Items from a dataset

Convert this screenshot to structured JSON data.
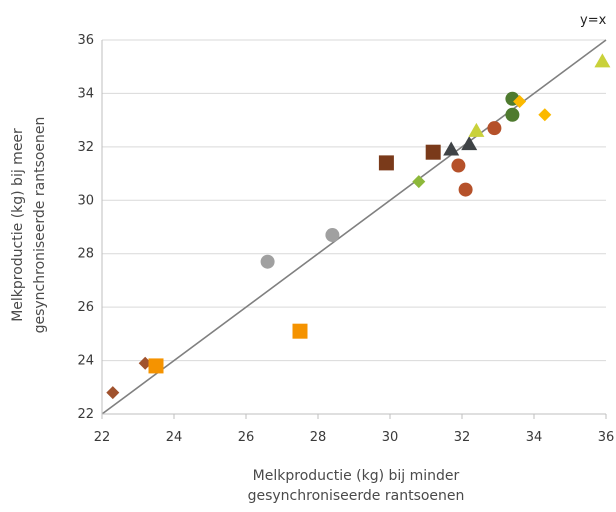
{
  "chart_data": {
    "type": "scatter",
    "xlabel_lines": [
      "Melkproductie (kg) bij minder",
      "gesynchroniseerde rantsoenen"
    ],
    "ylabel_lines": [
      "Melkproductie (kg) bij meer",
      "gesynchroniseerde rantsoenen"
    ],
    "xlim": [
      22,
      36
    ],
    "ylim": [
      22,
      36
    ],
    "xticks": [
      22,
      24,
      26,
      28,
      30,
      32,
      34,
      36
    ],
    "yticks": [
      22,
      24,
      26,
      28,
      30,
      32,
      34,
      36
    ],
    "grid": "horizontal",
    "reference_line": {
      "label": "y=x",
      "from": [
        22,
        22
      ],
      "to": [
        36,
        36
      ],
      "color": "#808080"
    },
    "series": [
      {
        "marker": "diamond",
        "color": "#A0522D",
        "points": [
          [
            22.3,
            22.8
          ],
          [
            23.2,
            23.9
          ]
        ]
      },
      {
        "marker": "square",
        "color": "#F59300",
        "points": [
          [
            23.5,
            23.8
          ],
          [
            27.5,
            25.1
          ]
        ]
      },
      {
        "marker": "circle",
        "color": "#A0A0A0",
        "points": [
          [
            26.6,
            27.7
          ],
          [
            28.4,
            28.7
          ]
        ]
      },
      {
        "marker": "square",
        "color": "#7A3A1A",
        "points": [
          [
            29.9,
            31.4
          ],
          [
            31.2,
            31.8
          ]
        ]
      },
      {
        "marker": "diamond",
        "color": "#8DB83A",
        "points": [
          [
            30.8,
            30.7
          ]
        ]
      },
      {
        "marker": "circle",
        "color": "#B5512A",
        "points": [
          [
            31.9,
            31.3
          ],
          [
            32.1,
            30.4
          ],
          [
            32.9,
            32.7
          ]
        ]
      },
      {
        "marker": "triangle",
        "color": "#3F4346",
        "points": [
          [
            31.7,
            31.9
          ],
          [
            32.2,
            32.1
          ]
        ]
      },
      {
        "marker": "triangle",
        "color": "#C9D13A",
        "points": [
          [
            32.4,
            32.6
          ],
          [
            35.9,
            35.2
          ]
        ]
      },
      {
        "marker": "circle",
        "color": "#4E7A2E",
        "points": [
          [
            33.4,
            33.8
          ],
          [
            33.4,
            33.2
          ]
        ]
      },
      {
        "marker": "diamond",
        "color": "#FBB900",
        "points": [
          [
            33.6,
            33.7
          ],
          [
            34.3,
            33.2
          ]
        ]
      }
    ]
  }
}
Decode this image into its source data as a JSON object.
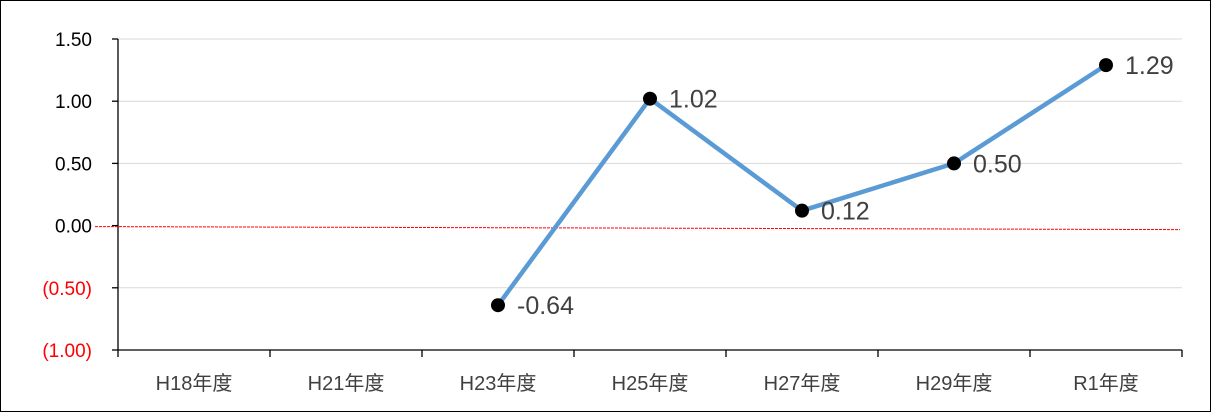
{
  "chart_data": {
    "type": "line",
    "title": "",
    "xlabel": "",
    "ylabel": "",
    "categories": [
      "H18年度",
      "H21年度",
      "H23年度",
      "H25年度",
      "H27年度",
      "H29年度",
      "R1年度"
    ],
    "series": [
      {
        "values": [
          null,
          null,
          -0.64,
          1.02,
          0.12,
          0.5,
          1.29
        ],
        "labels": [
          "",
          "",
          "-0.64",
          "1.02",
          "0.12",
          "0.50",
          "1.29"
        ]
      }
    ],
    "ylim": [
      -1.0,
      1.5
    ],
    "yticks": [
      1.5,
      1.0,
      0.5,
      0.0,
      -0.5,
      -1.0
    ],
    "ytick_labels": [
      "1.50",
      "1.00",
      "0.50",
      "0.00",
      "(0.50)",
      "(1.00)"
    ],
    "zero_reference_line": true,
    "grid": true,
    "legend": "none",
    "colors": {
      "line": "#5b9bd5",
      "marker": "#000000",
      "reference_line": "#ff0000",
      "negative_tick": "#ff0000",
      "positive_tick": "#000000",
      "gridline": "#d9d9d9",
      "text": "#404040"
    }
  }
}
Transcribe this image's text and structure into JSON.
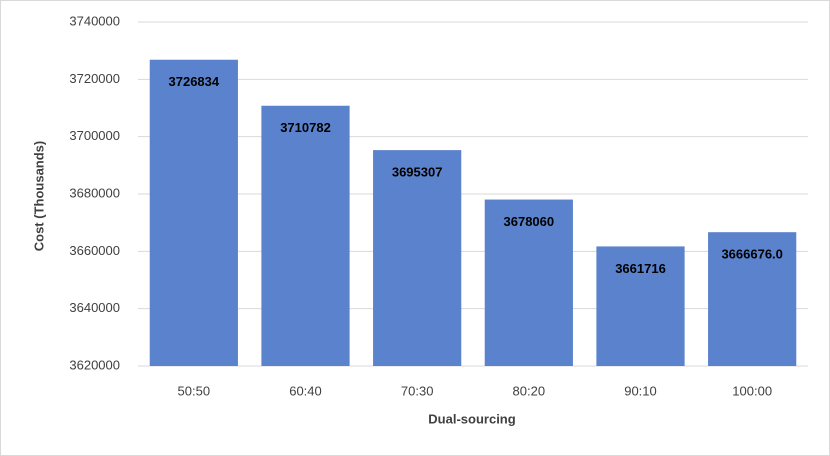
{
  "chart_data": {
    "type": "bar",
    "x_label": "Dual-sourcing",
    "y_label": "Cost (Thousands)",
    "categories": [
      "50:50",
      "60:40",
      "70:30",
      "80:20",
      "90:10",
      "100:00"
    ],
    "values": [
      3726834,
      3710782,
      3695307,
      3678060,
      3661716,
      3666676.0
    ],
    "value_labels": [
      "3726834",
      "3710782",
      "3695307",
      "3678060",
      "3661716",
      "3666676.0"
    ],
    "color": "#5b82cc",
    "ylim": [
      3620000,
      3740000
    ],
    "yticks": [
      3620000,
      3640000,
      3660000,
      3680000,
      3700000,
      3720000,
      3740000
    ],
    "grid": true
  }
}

Task to carry out: Restate each line of the records exactly; pictures do not belong in the copy.

Result of the task:
Convert this screenshot to structured JSON data.
{
  "chart_data": {
    "type": "scatter",
    "xlabel_lines": [
      "Melkproductie (kg) bij minder",
      "gesynchroniseerde rantsoenen"
    ],
    "ylabel_lines": [
      "Melkproductie (kg) bij meer",
      "gesynchroniseerde rantsoenen"
    ],
    "xlim": [
      22,
      36
    ],
    "ylim": [
      22,
      36
    ],
    "xticks": [
      22,
      24,
      26,
      28,
      30,
      32,
      34,
      36
    ],
    "yticks": [
      22,
      24,
      26,
      28,
      30,
      32,
      34,
      36
    ],
    "grid": "horizontal",
    "reference_line": {
      "label": "y=x",
      "from": [
        22,
        22
      ],
      "to": [
        36,
        36
      ],
      "color": "#808080"
    },
    "series": [
      {
        "marker": "diamond",
        "color": "#A0522D",
        "points": [
          [
            22.3,
            22.8
          ],
          [
            23.2,
            23.9
          ]
        ]
      },
      {
        "marker": "square",
        "color": "#F59300",
        "points": [
          [
            23.5,
            23.8
          ],
          [
            27.5,
            25.1
          ]
        ]
      },
      {
        "marker": "circle",
        "color": "#A0A0A0",
        "points": [
          [
            26.6,
            27.7
          ],
          [
            28.4,
            28.7
          ]
        ]
      },
      {
        "marker": "square",
        "color": "#7A3A1A",
        "points": [
          [
            29.9,
            31.4
          ],
          [
            31.2,
            31.8
          ]
        ]
      },
      {
        "marker": "diamond",
        "color": "#8DB83A",
        "points": [
          [
            30.8,
            30.7
          ]
        ]
      },
      {
        "marker": "circle",
        "color": "#B5512A",
        "points": [
          [
            31.9,
            31.3
          ],
          [
            32.1,
            30.4
          ],
          [
            32.9,
            32.7
          ]
        ]
      },
      {
        "marker": "triangle",
        "color": "#3F4346",
        "points": [
          [
            31.7,
            31.9
          ],
          [
            32.2,
            32.1
          ]
        ]
      },
      {
        "marker": "triangle",
        "color": "#C9D13A",
        "points": [
          [
            32.4,
            32.6
          ],
          [
            35.9,
            35.2
          ]
        ]
      },
      {
        "marker": "circle",
        "color": "#4E7A2E",
        "points": [
          [
            33.4,
            33.8
          ],
          [
            33.4,
            33.2
          ]
        ]
      },
      {
        "marker": "diamond",
        "color": "#FBB900",
        "points": [
          [
            33.6,
            33.7
          ],
          [
            34.3,
            33.2
          ]
        ]
      }
    ]
  }
}
Decode this image into its source data as a JSON object.
{
  "chart_data": {
    "type": "line",
    "title": "",
    "xlabel": "",
    "ylabel": "",
    "categories": [
      "H18年度",
      "H21年度",
      "H23年度",
      "H25年度",
      "H27年度",
      "H29年度",
      "R1年度"
    ],
    "series": [
      {
        "values": [
          null,
          null,
          -0.64,
          1.02,
          0.12,
          0.5,
          1.29
        ],
        "labels": [
          "",
          "",
          "-0.64",
          "1.02",
          "0.12",
          "0.50",
          "1.29"
        ]
      }
    ],
    "ylim": [
      -1.0,
      1.5
    ],
    "yticks": [
      1.5,
      1.0,
      0.5,
      0.0,
      -0.5,
      -1.0
    ],
    "ytick_labels": [
      "1.50",
      "1.00",
      "0.50",
      "0.00",
      "(0.50)",
      "(1.00)"
    ],
    "zero_reference_line": true,
    "grid": true,
    "legend": "none",
    "colors": {
      "line": "#5b9bd5",
      "marker": "#000000",
      "reference_line": "#ff0000",
      "negative_tick": "#ff0000",
      "positive_tick": "#000000",
      "gridline": "#d9d9d9",
      "text": "#404040"
    }
  }
}
Transcribe this image's text and structure into JSON.
{
  "chart_data": {
    "type": "bar",
    "x_label": "Dual-sourcing",
    "y_label": "Cost (Thousands)",
    "categories": [
      "50:50",
      "60:40",
      "70:30",
      "80:20",
      "90:10",
      "100:00"
    ],
    "values": [
      3726834,
      3710782,
      3695307,
      3678060,
      3661716,
      3666676.0
    ],
    "value_labels": [
      "3726834",
      "3710782",
      "3695307",
      "3678060",
      "3661716",
      "3666676.0"
    ],
    "color": "#5b82cc",
    "ylim": [
      3620000,
      3740000
    ],
    "yticks": [
      3620000,
      3640000,
      3660000,
      3680000,
      3700000,
      3720000,
      3740000
    ],
    "grid": true
  }
}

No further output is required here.